### Data provided:
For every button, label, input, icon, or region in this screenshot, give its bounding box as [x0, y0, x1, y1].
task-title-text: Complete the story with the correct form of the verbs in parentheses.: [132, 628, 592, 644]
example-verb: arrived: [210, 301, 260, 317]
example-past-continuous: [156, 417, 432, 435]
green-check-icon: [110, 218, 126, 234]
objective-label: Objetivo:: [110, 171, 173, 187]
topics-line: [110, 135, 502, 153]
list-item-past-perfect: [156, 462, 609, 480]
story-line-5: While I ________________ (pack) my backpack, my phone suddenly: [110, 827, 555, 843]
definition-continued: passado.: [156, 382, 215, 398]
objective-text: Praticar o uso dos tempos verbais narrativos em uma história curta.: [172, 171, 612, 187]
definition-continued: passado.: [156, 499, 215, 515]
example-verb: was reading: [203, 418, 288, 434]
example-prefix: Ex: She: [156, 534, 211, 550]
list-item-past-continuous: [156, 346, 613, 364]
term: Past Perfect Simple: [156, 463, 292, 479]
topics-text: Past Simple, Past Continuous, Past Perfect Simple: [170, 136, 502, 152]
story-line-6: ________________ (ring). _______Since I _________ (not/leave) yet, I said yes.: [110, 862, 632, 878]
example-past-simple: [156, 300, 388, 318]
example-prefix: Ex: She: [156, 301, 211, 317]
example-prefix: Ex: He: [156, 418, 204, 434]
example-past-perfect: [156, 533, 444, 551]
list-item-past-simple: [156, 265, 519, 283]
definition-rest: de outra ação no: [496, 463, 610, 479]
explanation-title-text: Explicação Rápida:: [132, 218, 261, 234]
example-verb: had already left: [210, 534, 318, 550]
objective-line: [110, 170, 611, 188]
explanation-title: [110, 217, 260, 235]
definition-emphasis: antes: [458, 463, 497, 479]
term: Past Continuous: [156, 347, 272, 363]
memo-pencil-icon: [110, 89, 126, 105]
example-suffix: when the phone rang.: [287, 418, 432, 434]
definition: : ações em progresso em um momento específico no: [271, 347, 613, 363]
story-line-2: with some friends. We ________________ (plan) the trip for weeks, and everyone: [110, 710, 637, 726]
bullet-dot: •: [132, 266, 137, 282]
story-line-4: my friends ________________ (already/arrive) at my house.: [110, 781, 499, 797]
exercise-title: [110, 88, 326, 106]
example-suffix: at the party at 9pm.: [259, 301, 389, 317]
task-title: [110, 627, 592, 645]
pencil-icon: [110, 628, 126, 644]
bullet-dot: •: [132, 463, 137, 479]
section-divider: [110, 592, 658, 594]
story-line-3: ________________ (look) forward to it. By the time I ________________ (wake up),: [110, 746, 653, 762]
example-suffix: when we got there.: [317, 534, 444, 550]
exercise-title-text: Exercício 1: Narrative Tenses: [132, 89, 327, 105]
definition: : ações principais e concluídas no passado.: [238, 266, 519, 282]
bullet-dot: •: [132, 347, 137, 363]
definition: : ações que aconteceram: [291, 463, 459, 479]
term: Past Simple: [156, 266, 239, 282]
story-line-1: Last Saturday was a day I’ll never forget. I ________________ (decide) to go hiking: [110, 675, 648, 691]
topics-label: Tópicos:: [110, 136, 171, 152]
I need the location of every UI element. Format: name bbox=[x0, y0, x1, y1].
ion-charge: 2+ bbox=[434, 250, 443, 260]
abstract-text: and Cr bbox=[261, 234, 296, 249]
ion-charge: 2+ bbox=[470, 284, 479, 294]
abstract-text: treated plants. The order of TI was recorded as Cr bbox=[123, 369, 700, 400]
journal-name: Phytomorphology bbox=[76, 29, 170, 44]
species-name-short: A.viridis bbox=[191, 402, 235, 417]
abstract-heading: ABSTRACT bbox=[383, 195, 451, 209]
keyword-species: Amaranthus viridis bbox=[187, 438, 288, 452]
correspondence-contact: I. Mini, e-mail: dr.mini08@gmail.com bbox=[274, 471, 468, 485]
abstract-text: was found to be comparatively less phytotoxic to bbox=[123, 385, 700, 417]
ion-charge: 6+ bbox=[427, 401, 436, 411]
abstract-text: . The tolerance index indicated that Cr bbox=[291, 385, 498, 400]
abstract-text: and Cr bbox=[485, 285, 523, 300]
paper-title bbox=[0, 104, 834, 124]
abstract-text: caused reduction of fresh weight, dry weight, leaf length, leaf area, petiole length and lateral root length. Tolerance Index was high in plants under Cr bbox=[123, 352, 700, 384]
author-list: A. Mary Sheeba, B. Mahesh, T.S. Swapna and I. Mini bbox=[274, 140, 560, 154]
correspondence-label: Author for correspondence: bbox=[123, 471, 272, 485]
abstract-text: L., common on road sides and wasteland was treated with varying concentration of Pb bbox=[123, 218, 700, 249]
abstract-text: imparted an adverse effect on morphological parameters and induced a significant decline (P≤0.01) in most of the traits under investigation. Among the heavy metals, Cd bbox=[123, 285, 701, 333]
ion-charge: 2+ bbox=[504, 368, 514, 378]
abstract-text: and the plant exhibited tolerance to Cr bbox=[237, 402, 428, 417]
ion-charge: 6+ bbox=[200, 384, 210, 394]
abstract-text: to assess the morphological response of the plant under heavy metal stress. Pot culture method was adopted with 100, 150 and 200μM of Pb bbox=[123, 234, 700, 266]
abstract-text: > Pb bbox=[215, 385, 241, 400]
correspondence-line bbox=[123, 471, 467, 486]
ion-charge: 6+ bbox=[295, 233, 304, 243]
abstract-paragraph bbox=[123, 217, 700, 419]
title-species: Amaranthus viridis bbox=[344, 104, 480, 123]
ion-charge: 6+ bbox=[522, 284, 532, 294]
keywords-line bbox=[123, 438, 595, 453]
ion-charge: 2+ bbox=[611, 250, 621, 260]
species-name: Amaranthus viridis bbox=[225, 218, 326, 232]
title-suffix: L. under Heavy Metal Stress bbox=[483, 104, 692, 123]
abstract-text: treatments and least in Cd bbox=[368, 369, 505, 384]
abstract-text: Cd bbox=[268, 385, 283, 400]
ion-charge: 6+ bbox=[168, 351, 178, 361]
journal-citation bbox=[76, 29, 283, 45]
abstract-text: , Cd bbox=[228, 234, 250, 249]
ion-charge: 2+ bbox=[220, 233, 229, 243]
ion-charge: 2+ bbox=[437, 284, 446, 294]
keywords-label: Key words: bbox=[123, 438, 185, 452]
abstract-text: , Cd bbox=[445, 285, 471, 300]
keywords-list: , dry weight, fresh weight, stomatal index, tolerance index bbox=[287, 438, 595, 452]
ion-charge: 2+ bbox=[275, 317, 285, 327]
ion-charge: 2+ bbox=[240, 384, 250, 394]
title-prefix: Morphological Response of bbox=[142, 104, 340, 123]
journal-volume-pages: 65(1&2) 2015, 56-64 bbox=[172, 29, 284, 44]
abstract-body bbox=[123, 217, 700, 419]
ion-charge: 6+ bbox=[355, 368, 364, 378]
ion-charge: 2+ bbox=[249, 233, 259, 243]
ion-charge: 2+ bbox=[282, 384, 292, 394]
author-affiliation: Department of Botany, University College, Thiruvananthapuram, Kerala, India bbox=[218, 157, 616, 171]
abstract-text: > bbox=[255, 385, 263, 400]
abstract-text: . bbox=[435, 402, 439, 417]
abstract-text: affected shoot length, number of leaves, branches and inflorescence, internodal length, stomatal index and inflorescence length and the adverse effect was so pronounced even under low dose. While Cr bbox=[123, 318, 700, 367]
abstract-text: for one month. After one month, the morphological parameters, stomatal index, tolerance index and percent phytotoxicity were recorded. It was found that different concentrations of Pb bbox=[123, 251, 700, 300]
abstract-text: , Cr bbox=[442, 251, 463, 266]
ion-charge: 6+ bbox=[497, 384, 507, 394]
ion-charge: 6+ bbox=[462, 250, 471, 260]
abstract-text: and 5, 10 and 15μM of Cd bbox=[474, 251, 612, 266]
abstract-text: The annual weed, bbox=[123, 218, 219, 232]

### Given task:
Gather every line of the material above that contains the string "continued".

### The response:
definition-continued: passado.: [156, 382, 215, 398]
definition-continued: passado.: [156, 499, 215, 515]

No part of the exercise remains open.